- Estratto della pagina
::::::

Pochi lo sanno ma una caratteristica tipica di alcuni formaggi, soprattutto quelli a lunga conservazione, è la presenza di cristalli (i cosiddetti “granellini”, da cui il nome “grana” di taluni prodotti nazionali, come ad esempio Grana Padano o Parmigiano Reggiano), che vengono anche studiati da diversi decenni. Nei formaggi, in effetti, si possono rintracciare un buon numero di cristalli, sia a base organica che inorganica, distribuiti poi in varie parti della forma stessa.
In effetti, delle volte, ad esempio, si formano sulla superfice dei formaggi che non presentano crosta, altri nelle fessure irregolari situate all’interno delle forme, a cui si aggiungono anche quelli formati nella matrice dello stesso formaggio. Tali cristalli, poi, incidono su quest’ultimo sotto diversi aspetti: a cominciare dalla sua consistenza, e poi sulle forme, la durezza e le dimensioni. La presenza di questi cristalli, tuttavia, non sempre viene vista favorevolmente da parte degli stessi consumatori.

::::::

- Consegna A
Converti in una tabella Markdown le righe dell'elenco a partire da quella con "legend-line-swatch bbox=[423, 60, 441, 68]" e proseguendo fino a quella con "row-ci: 16.57-24.86 bbox=[182, 457, 274, 489]", entrambe incluse, tralasciando le righe vuote. Le colonne si chiamano n, per il numero progressivo, e Riga, per il testo della riga.
- Consegna B
Prosegui il testo sui cristalli nei formaggi, ripartendo subito dopo la sua ultima frase.

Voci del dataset
::::::

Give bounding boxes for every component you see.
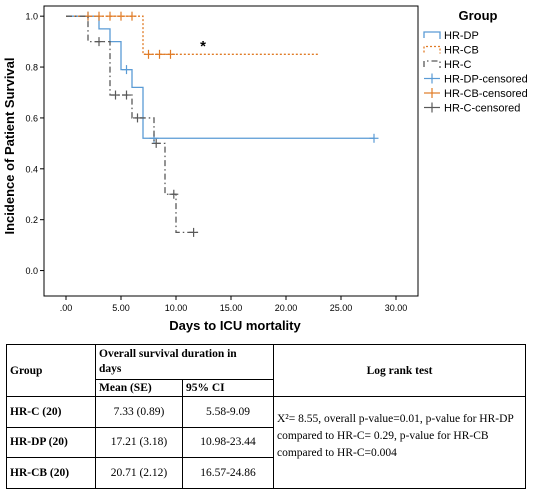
legend-line-swatch bbox=[423, 60, 441, 68]
legend-entry: HR-DP bbox=[423, 30, 479, 42]
y-axis-label: Incidence of Patient Survival bbox=[2, 58, 17, 235]
header-ci: 95% CI bbox=[182, 379, 274, 397]
legend-label: HR-DP-censored bbox=[444, 74, 528, 86]
y-tick-label: 0.0 bbox=[25, 266, 38, 276]
hr-c-censor-mark bbox=[169, 189, 179, 199]
table-subheader-row: Mean (SE) 95% CI bbox=[7, 379, 526, 397]
hr-cb-censor-mark bbox=[144, 49, 153, 59]
hr-cb-censor-mark bbox=[94, 11, 104, 21]
hr-dp-censor-mark bbox=[369, 133, 379, 143]
legend-entry: HR-C-censored bbox=[424, 102, 520, 115]
row-ci: 16.57-24.86 bbox=[182, 457, 274, 489]
hr-dp-censor-mark bbox=[122, 65, 131, 75]
legend-label: HR-C-censored bbox=[444, 103, 520, 115]
header-overall-line2: days bbox=[99, 363, 122, 375]
legend-entry: HR-CB bbox=[423, 45, 479, 57]
y-tick-label: 0.6 bbox=[25, 113, 38, 123]
table-row: HR-C (20) 7.33 (0.89) 5.58-9.09 X²= 8.55… bbox=[6, 396, 526, 489]
y-tick-label: 0.8 bbox=[25, 63, 38, 73]
row-ci: 5.58-9.09 bbox=[182, 396, 274, 428]
logrank-result: X²= 8.55, overall p-value=0.01, p-value … bbox=[273, 396, 526, 489]
legend-line-swatch bbox=[423, 31, 441, 39]
table-row: HR-DP (20) 17.21 (3.18) 10.98-23.44 bbox=[6, 426, 526, 459]
survival-curves bbox=[66, 11, 379, 237]
y-tick-label: 0.2 bbox=[25, 215, 38, 225]
hr-cb-censor-mark bbox=[105, 11, 115, 21]
row-group: HR-C (20) bbox=[6, 396, 96, 428]
header-overall-line1: Overall survival duration in bbox=[99, 348, 237, 360]
x-tick-label: 10.00 bbox=[165, 303, 188, 313]
header-group: Group bbox=[6, 344, 96, 397]
survival-chart: .00 5.00 10.00 15.00 20.00 25.00 30.00 0.0 0.2 0.… bbox=[2, 5, 528, 333]
row-mean: 20.71 (2.12) bbox=[95, 457, 183, 489]
x-tick-label: 5.00 bbox=[112, 303, 130, 313]
x-axis-label: Days to ICU mortality bbox=[169, 318, 301, 333]
legend: Group HR-DP HR-CB HR-C HR-DP-censored HR-CB-… bbox=[423, 8, 528, 115]
hr-dp-curve bbox=[66, 15, 374, 139]
y-tick-label: 1.0 bbox=[25, 12, 38, 22]
x-tick-label: 15.00 bbox=[220, 303, 243, 313]
legend-items: HR-DP HR-CB HR-C HR-DP-censored HR-CB-censor… bbox=[423, 30, 528, 115]
hr-cb-censor-mark bbox=[127, 11, 137, 21]
table-row: HR-CB (20) 20.71 (2.12) 16.57-24.86 bbox=[6, 457, 526, 489]
legend-label: HR-CB bbox=[444, 45, 479, 57]
x-tick-label: 20.00 bbox=[275, 303, 298, 313]
survival-summary-table: Group Overall survival duration in days … bbox=[6, 344, 526, 489]
hr-cb-censor-mark bbox=[155, 49, 164, 59]
row-ci: 10.98-23.44 bbox=[182, 426, 274, 459]
x-tick-label: .00 bbox=[60, 303, 73, 313]
row-group: HR-DP (20) bbox=[6, 426, 96, 459]
hr-cb-censor-mark bbox=[166, 49, 175, 59]
hr-c-censor-mark bbox=[122, 90, 131, 100]
legend-entry: HR-C bbox=[423, 59, 472, 71]
x-tick-label: 25.00 bbox=[330, 303, 353, 313]
header-overall-survival: Overall survival duration in days bbox=[95, 344, 274, 380]
hr-c-censor-mark bbox=[111, 90, 120, 100]
hr-cb-censor-mark bbox=[116, 11, 126, 21]
header-logrank: Log rank test bbox=[273, 344, 526, 397]
y-tick-label: 0.4 bbox=[25, 164, 38, 174]
hr-cb-curve bbox=[66, 15, 319, 55]
legend-label: HR-CB-censored bbox=[444, 88, 528, 100]
hr-c-censor-mark bbox=[94, 37, 104, 47]
header-mean: Mean (SE) bbox=[95, 379, 183, 397]
row-group: HR-CB (20) bbox=[6, 457, 96, 489]
annotation-star: * bbox=[200, 38, 206, 55]
hr-c-censor-mark bbox=[133, 113, 142, 123]
legend-line-swatch bbox=[423, 45, 441, 54]
plot-area bbox=[43, 5, 419, 297]
row-mean: 7.33 (0.89) bbox=[95, 396, 183, 428]
legend-label: HR-C bbox=[444, 59, 472, 71]
table-header-row: Group Overall survival duration in days … bbox=[6, 344, 526, 397]
hr-c-censor-mark bbox=[151, 138, 161, 148]
hr-c-censor-mark bbox=[189, 227, 199, 237]
legend-entry: HR-DP-censored bbox=[424, 73, 528, 86]
row-mean: 17.21 (3.18) bbox=[95, 426, 183, 459]
axis-ticks: .00 5.00 10.00 15.00 20.00 25.00 30.00 0.0 0.2 0.… bbox=[25, 12, 407, 313]
legend-entry: HR-CB-censored bbox=[424, 88, 528, 100]
legend-title: Group bbox=[459, 8, 498, 23]
x-tick-label: 30.00 bbox=[385, 303, 408, 313]
legend-label: HR-DP bbox=[444, 30, 479, 42]
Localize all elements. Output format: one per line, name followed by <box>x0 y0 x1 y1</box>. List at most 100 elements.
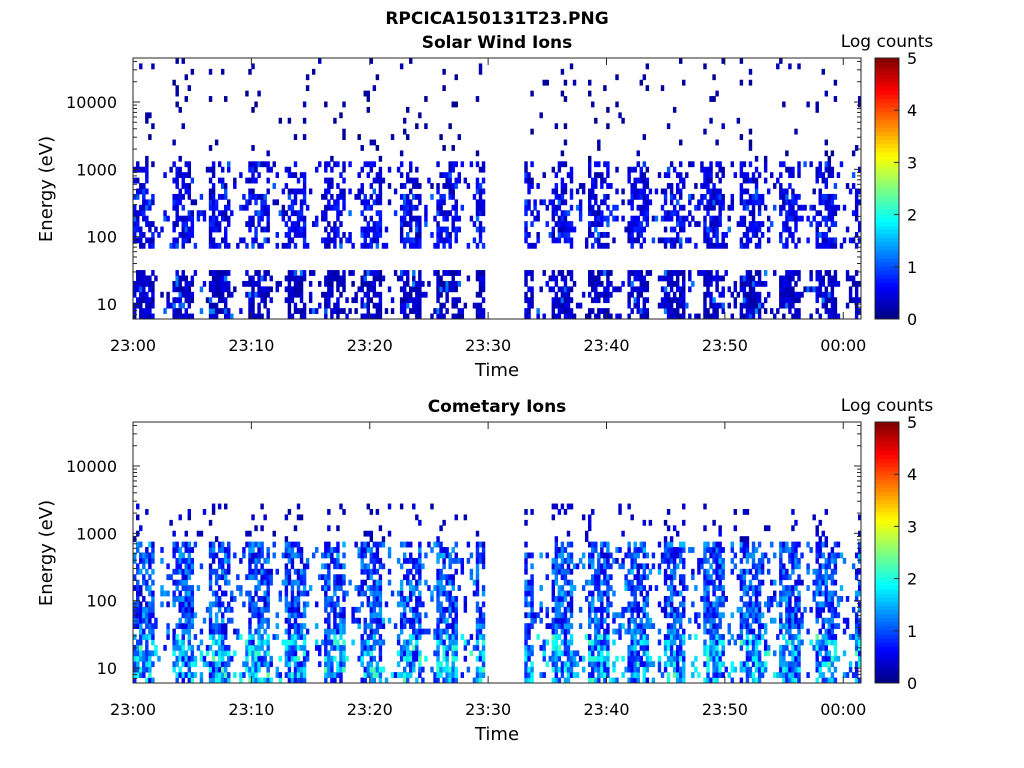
spectrogram-cell <box>591 650 595 657</box>
spectrogram-cell <box>706 166 710 173</box>
spectrogram-cell <box>578 557 583 564</box>
spectrogram-cell <box>220 672 225 678</box>
spectrogram-cell <box>202 215 207 222</box>
spectrogram-cell <box>406 221 410 227</box>
spectrogram-cell <box>175 221 179 227</box>
spectrogram-cell <box>327 623 331 630</box>
spectrogram-cell <box>427 280 431 287</box>
spectrogram-cell <box>260 193 264 200</box>
spectrogram-cell <box>451 193 455 200</box>
spectrogram-cell <box>375 672 380 678</box>
spectrogram-cell <box>645 563 650 570</box>
spectrogram-cell <box>679 634 683 640</box>
spectrogram-cell <box>305 85 310 92</box>
spectrogram-cell <box>442 547 446 553</box>
spectrogram-cell <box>791 210 795 217</box>
spectrogram-cell <box>851 150 856 157</box>
spectrogram-cell <box>751 193 756 200</box>
spectrogram-cell <box>251 547 255 553</box>
spectrogram-cell <box>275 280 279 287</box>
spectrogram-cell <box>357 623 361 630</box>
spectrogram-cell <box>630 568 634 575</box>
spectrogram-cell <box>824 193 829 200</box>
spectrogram-cell <box>302 117 307 124</box>
spectrogram-cell <box>266 177 270 184</box>
spectrogram-cell <box>445 226 449 233</box>
spectrogram-cell <box>445 650 449 657</box>
spectrogram-cell <box>402 193 407 200</box>
spectrogram-cell <box>545 221 549 227</box>
spectrogram-cell <box>217 161 222 168</box>
spectrogram-cell <box>366 270 370 276</box>
spectrogram-cell <box>172 639 176 646</box>
spectrogram-cell <box>175 677 179 684</box>
spectrogram-cell <box>797 161 801 168</box>
spectrogram-cell <box>339 579 343 586</box>
spectrogram-cell <box>454 557 458 564</box>
spectrogram-cell <box>751 286 756 293</box>
spectrogram-cell <box>166 574 170 581</box>
spectrogram-cell <box>545 574 549 581</box>
spectrogram-cell <box>481 242 486 249</box>
spectrogram-cell <box>375 541 380 548</box>
spectrogram-cell <box>333 275 337 282</box>
spectrogram-cell <box>208 617 213 624</box>
spectrogram-cell <box>151 677 155 684</box>
spectrogram-cell <box>760 193 765 200</box>
spectrogram-cell <box>557 193 562 200</box>
spectrogram-cell <box>151 568 155 575</box>
spectrogram-cell <box>233 183 237 189</box>
spectrogram-cell <box>524 204 528 211</box>
spectrogram-cell <box>439 286 443 293</box>
spectrogram-cell <box>175 639 179 646</box>
spectrogram-cell <box>584 634 589 640</box>
spectrogram-cell <box>530 221 534 227</box>
spectrogram-cell <box>706 177 710 184</box>
spectrogram-cell <box>594 666 598 673</box>
spectrogram-cell <box>214 302 219 309</box>
spectrogram-cell <box>363 215 367 222</box>
spectrogram-cell <box>642 601 647 608</box>
spectrogram-cell <box>657 639 662 646</box>
spectrogram-cell <box>533 617 537 624</box>
spectrogram-cell <box>178 302 182 309</box>
spectrogram-cell <box>136 286 140 293</box>
colorbar-step <box>875 90 899 96</box>
spectrogram-cell <box>451 183 455 189</box>
spectrogram-cell <box>190 606 195 613</box>
spectrogram-cell <box>351 612 355 619</box>
spectrogram-cell <box>184 563 188 570</box>
spectrogram-cell <box>591 590 595 597</box>
spectrogram-cell <box>630 226 634 233</box>
spectrogram-cell <box>266 606 270 613</box>
spectrogram-cell <box>266 204 270 211</box>
spectrogram-cell <box>591 188 595 195</box>
spectrogram-cell <box>418 557 422 564</box>
spectrogram-cell <box>442 226 446 233</box>
spectrogram-cell <box>679 58 683 64</box>
spectrogram-cell <box>293 280 298 287</box>
spectrogram-cell <box>260 563 264 570</box>
colorbar-step <box>875 98 899 104</box>
spectrogram-cell <box>342 286 346 293</box>
spectrogram-cell <box>363 530 367 537</box>
spectrogram-cell <box>551 286 556 293</box>
spectrogram-cell <box>290 606 295 613</box>
spectrogram-cell <box>854 270 859 276</box>
spectrogram-cell <box>630 612 634 619</box>
spectrogram-cell <box>833 313 838 320</box>
spectrogram-cell <box>645 590 650 597</box>
spectrogram-cell <box>739 79 744 86</box>
spectrogram-cell <box>688 210 692 217</box>
spectrogram-cell <box>551 188 556 195</box>
spectrogram-cell <box>588 90 592 97</box>
spectrogram-cell <box>363 193 367 200</box>
spectrogram-cell <box>251 606 255 613</box>
spectrogram-cell <box>721 275 725 282</box>
spectrogram-cell <box>393 210 398 217</box>
spectrogram-cell <box>287 291 292 298</box>
spectrogram-cell <box>633 623 637 630</box>
spectrogram-cell <box>378 291 383 298</box>
spectrogram-cell <box>269 579 273 586</box>
y-tick-label: 1000 <box>76 160 117 179</box>
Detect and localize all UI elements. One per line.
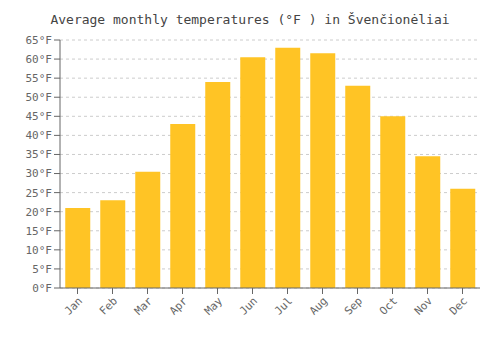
svg-text:Aug: Aug [307, 294, 330, 317]
svg-text:10°F: 10°F [26, 244, 53, 257]
svg-text:40°F: 40°F [26, 129, 53, 142]
svg-text:30°F: 30°F [26, 167, 53, 180]
svg-text:Jan: Jan [62, 294, 85, 317]
svg-text:60°F: 60°F [26, 53, 53, 66]
svg-text:55°F: 55°F [26, 72, 53, 85]
svg-text:Mar: Mar [132, 294, 156, 318]
svg-text:Nov: Nov [412, 294, 436, 318]
svg-text:50°F: 50°F [26, 91, 53, 104]
svg-text:65°F: 65°F [26, 34, 53, 47]
svg-text:15°F: 15°F [26, 225, 53, 238]
html-text:Average monthly temperatures (: Average monthly temperatures (°F ) in Šv… [50, 12, 450, 27]
svg-text:Jul: Jul [272, 294, 295, 317]
svg-text:Apr: Apr [167, 294, 191, 318]
svg-text:0°F: 0°F [32, 282, 52, 295]
svg-text:45°F: 45°F [26, 110, 53, 123]
svg-text:Jun: Jun [237, 294, 260, 317]
svg-text:Dec: Dec [447, 294, 470, 317]
svg-text:25°F: 25°F [26, 187, 53, 200]
svg-text:May: May [202, 294, 226, 318]
svg-text:5°F: 5°F [32, 263, 52, 276]
svg-text:Oct: Oct [377, 294, 400, 317]
svg-text:20°F: 20°F [26, 206, 53, 219]
svg-text:Sep: Sep [342, 294, 365, 317]
svg-text:35°F: 35°F [26, 148, 53, 161]
svg-text:Feb: Feb [97, 294, 120, 317]
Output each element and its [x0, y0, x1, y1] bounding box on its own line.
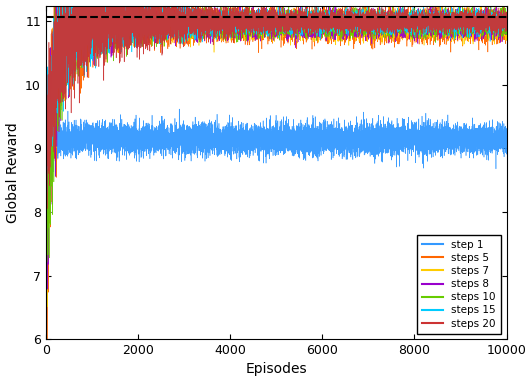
steps 10: [43, 228, 49, 233]
steps 20: [43, 113, 49, 117]
steps 20: [479, 30, 485, 34]
steps 5: [45, 162, 51, 167]
steps 20: [62, 45, 68, 49]
steps 8: [503, 31, 510, 36]
steps 5: [62, 40, 68, 44]
Line: steps 20: steps 20: [46, 0, 506, 209]
steps 15: [62, 6, 68, 11]
steps 8: [45, 154, 51, 159]
steps 15: [133, 38, 139, 43]
steps 8: [43, 268, 49, 273]
steps 15: [479, 27, 485, 31]
steps 15: [45, 99, 51, 104]
steps 20: [133, 29, 139, 34]
steps 7: [45, 211, 51, 215]
steps 5: [268, 29, 275, 34]
step 1: [43, 178, 49, 182]
steps 10: [479, 16, 485, 21]
steps 8: [268, 25, 275, 29]
steps 5: [479, 18, 485, 23]
step 1: [133, 133, 139, 137]
step 1: [70, 129, 77, 134]
steps 5: [503, 25, 510, 30]
Legend: step 1, steps 5, steps 7, steps 8, steps 10, steps 15, steps 20: step 1, steps 5, steps 7, steps 8, steps…: [417, 235, 501, 334]
steps 15: [43, 215, 49, 220]
steps 10: [133, 13, 139, 18]
steps 10: [268, 18, 275, 23]
steps 15: [503, 16, 510, 20]
step 1: [479, 125, 485, 129]
Line: steps 15: steps 15: [46, 0, 506, 218]
step 1: [45, 66, 51, 71]
steps 7: [268, 16, 275, 21]
steps 8: [133, 25, 139, 29]
step 1: [503, 132, 510, 136]
Line: steps 7: steps 7: [46, 0, 506, 307]
Line: steps 5: steps 5: [46, 0, 506, 382]
steps 10: [503, 22, 510, 27]
steps 15: [70, 42, 77, 46]
steps 5: [70, 56, 77, 61]
step 1: [62, 121, 68, 125]
steps 7: [44, 305, 51, 309]
step 1: [44, 210, 51, 214]
steps 7: [479, 10, 485, 15]
X-axis label: Episodes: Episodes: [245, 363, 307, 376]
steps 7: [62, 19, 68, 24]
steps 10: [45, 216, 51, 220]
Line: steps 10: steps 10: [46, 0, 506, 356]
steps 5: [133, 32, 139, 37]
steps 20: [44, 206, 51, 211]
steps 10: [43, 354, 49, 359]
Y-axis label: Global Reward: Global Reward: [5, 122, 20, 223]
step 1: [45, 123, 51, 128]
steps 10: [62, 44, 68, 48]
steps 7: [503, 13, 510, 17]
steps 15: [268, 29, 275, 34]
steps 8: [43, 367, 49, 372]
Line: steps 8: steps 8: [46, 0, 506, 370]
steps 8: [70, 29, 77, 34]
steps 8: [62, 33, 68, 37]
step 1: [268, 143, 275, 147]
steps 15: [43, 122, 49, 127]
Line: step 1: step 1: [46, 69, 506, 212]
steps 7: [43, 292, 49, 297]
steps 7: [70, 7, 77, 12]
steps 10: [70, 2, 77, 7]
steps 8: [479, 26, 485, 31]
steps 20: [45, 73, 51, 77]
steps 20: [503, 15, 510, 19]
steps 7: [133, 23, 139, 27]
steps 20: [268, 28, 275, 33]
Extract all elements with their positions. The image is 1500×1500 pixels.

::::::

- Risposta all'esercizio A
| n | Riga |
|---|---|
| 1 | legend-line-swatch bbox=[423, 60, 441, 68] |
| 2 | legend-entry: HR-DP bbox=[423, 30, 479, 42] |
| 3 | y-axis-label: Incidence of Patient Survival bbox=[2, 58, 17, 235] |
| 4 | header-ci: 95% CI bbox=[182, 379, 274, 397] |
| 5 | legend-label: HR-DP-censored bbox=[444, 74, 528, 86] |
| 6 | y-tick-label: 0.0 bbox=[25, 266, 38, 276] |
| 7 | hr-c-censor-mark bbox=[169, 189, 179, 199] |
| 8 | table-subheader-row: Mean (SE) 95% CI bbox=[7, 379, 526, 397] |
| 9 | hr-cb-censor-mark bbox=[144, 49, 153, 59] |
| 10 | hr-cb-censor-mark bbox=[94, 11, 104, 21] |
| 11 | hr-dp-censor-mark bbox=[369, 133, 379, 143] |
| 12 | legend-entry: HR-C-censored bbox=[424, 102, 520, 115] |
| 13 | row-ci: 16.57-24.86 bbox=[182, 457, 274, 489] |

- Risposta all'esercizio B
Infatti, i cristalli formatisi in superfice sono considerati traccia di qualche muffa e, di conseguenza, di alterazione del prodotto. Altre forme di cristallizzazione, come quelle rintracciabili nelle forme di formaggio di genere grana, vengono valutate invece positivamente, come caratteristica di un prodotto artigianale. Da qui un’alta considerazione e notevole apprezzamento.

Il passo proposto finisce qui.